Textauszug >>
━━━━━━━━━━━━━━━━

Vorlagegericht: Subsidiärer Schutz für Folteropfer bei ungenügender Behandlung im Herkunftsland?

Der mit einem Rechtsmittel befasste britische Supreme Court rief den EuGH im Vorabentscheidungsverfahren an und wollte wissen, ob ein Drittstaatsangehöriger, der an den Folgen in seinem Herkunftsland erlittener Folterungen leidet, dort aber bei einer Rückkehr keine solchen Misshandlungen mehr zu befürchten hat, Anspruch auf subsidiären Schutz hat, weil das Gesundheitssystem dieses Landes keine angemessene Behandlung seiner psychischen Erkrankungen ermöglicht.

EuGH: Kein automatischer Anspruch auf subsidiären Schutz

Der EuGH hält zunächst fest, dass Folteropfer nicht automatisch einen Anspruch auf subsidiären Schutz haben, wenn ihnen im Fall der Rückkehr in ihr Herkunftsland keine Foltergefahr mehr droht. Die Regelung des subsidiären Schutzes solle eine Person vor der tatsächlichen Gefahr ernsthafter Schäden bei einer Rückkehr in ihr Herkunftsland bewahren. Dies setze voraus, dass stichhaltige Gründe für die Annahme bestehen, die betreffende Person sei bei einer Rückkehr in dieses Land einer solchen Gefahr ausgesetzt. Dies sei nicht der Fall, wenn stichhaltige Gründe dagegen sprechen, dass die Bedrohung durch den in der Vergangenheit erlittenen ernsthaften Schaden erneut oder weiterhin besteht.

━━━━━━━━━━━━━━━━

Erfasste Informationen >>

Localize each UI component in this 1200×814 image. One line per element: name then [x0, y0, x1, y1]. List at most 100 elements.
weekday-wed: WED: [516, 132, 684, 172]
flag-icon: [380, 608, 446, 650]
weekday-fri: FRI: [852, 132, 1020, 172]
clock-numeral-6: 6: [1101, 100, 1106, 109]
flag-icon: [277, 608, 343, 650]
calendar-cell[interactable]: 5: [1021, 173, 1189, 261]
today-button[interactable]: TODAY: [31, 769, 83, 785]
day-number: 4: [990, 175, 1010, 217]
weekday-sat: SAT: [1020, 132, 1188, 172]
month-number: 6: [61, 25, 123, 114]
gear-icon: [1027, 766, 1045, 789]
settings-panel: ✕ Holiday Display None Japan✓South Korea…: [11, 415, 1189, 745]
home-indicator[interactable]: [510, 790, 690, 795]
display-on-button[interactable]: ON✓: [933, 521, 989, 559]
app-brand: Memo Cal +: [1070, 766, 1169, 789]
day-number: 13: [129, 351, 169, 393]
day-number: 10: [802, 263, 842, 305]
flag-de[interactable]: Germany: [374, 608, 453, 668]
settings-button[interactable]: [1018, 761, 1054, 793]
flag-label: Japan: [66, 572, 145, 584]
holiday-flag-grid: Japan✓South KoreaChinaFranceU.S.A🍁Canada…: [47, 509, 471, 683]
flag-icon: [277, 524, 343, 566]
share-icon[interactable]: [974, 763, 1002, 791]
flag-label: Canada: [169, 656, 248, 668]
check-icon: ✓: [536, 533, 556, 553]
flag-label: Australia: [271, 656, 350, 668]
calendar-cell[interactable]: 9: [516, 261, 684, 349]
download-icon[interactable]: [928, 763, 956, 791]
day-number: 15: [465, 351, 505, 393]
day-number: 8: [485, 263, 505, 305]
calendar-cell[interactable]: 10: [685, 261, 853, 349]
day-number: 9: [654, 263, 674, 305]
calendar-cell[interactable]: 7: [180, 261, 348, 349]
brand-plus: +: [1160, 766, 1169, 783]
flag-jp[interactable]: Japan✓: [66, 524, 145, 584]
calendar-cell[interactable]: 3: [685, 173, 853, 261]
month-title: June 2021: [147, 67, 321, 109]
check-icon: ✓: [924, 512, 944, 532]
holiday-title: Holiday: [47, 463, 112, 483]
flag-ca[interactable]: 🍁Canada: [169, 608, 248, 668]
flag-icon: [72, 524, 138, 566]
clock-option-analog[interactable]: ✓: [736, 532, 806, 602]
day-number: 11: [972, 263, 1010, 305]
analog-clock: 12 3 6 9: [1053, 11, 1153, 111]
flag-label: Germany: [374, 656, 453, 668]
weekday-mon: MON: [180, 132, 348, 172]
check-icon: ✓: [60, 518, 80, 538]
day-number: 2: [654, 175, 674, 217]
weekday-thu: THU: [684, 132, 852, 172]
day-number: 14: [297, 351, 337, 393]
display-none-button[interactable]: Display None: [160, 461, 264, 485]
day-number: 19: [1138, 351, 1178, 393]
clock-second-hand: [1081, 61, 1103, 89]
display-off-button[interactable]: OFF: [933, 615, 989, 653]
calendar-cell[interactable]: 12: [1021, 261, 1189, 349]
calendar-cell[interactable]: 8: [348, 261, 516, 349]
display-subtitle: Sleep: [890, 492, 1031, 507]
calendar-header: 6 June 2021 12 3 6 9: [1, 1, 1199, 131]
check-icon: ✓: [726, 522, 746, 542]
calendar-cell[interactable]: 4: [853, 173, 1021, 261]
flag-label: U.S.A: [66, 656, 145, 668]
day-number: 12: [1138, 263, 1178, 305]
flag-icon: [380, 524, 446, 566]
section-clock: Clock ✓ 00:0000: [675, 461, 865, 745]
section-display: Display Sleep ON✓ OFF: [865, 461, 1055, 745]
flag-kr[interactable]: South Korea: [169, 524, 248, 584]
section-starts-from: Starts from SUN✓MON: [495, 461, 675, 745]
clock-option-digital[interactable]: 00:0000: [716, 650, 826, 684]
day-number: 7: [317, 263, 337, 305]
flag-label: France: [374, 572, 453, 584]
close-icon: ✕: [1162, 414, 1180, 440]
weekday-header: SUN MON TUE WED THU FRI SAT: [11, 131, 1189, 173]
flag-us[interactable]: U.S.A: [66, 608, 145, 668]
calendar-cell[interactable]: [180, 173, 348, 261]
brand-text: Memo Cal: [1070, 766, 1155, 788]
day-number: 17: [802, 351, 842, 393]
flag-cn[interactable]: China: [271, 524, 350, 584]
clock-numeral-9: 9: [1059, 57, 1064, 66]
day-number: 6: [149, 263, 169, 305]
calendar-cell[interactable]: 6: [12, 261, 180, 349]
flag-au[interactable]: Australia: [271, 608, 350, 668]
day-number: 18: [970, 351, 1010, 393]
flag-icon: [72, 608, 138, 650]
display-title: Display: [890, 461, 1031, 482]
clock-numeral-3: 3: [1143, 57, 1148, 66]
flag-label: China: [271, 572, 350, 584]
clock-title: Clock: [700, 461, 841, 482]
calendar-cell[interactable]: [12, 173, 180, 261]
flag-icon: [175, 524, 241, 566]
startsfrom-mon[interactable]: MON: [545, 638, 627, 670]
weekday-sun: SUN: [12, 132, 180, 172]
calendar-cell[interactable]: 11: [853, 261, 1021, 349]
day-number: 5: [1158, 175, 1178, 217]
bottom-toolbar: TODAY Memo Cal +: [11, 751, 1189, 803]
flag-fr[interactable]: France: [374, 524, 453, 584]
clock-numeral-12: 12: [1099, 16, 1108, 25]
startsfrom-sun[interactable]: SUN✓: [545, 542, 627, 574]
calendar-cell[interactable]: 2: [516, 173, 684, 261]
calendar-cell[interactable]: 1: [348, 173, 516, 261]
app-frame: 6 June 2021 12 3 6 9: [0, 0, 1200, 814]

━━━━━━━━━━━━━━━━

Aufgaben und Übungen >>
(a) Welches Gericht rief laut dem Textauszug zum subsidiären Schutz für Folteropfer den EuGH im Vorabentscheidungsverfahren an?
(b) Führen Sie den Textauszug zum subsidiären Schutz für Folteropfer im Anschluss an seinen letzten Satz fort.
Die Einträge spielen hierfür keine Rolle.

Lösungen der Aufgaben >>
(a) Der mit einem Rechtsmittel befasste britische Supreme Court.

(b)
Abschiebungsverbot bei Gefahr erheblicher und unumkehrbarer Verschlimmerung psychischer Störungen

Laut EuGH geht es im vorliegenden Fall aber um ein Folteropfer, das an schwerwiegenden psychischen Folgeschäden der damaligen Folterhandlungen leidet, die sich nach ordnungsgemäß getroffenen medizinischen Feststellungen im Fall einer Rückkehr deutlich verschlechtern würden. Dabei bestünde die ernsthafte Gefahr eines Suizids. Der EuGH betont, dass die Richtlinie 2004/83/EG über die Regelung des subsidiären Schutzes unter Beachtung der Rechte, die in der EU-Grundrechtecharta garantiert seien, auszulegen sei. Die Charta sehe ausdrücklich vor, dass darin garantierte Rechte die gleiche Bedeutung und Tragweite wie in der EMRK haben. Im Einklang mit der jüngeren Rechtsprechung des Europäischen Gerichtshofs für Menschenrechte legt der EuGH Art. 4 der EU-Grundrechtecharta dahin aus, dass ein Drittstaatsangehöriger, der an einer besonders schweren psychischen oder physischen Beeinträchtigung leidet, nicht abgeschoben werden darf, wenn damit die Gefahr einer wesentlichen und unumkehrbaren Verschlechterung seines Gesundheitszustands verbunden wäre. Denn die Abschiebung wäre dann eine unmenschliche und erniedrigende Behandlung. Dies gelte in besonderem Maß, wenn die Verschlimmerung – wie hier – sogar sein Überleben gefährden würde.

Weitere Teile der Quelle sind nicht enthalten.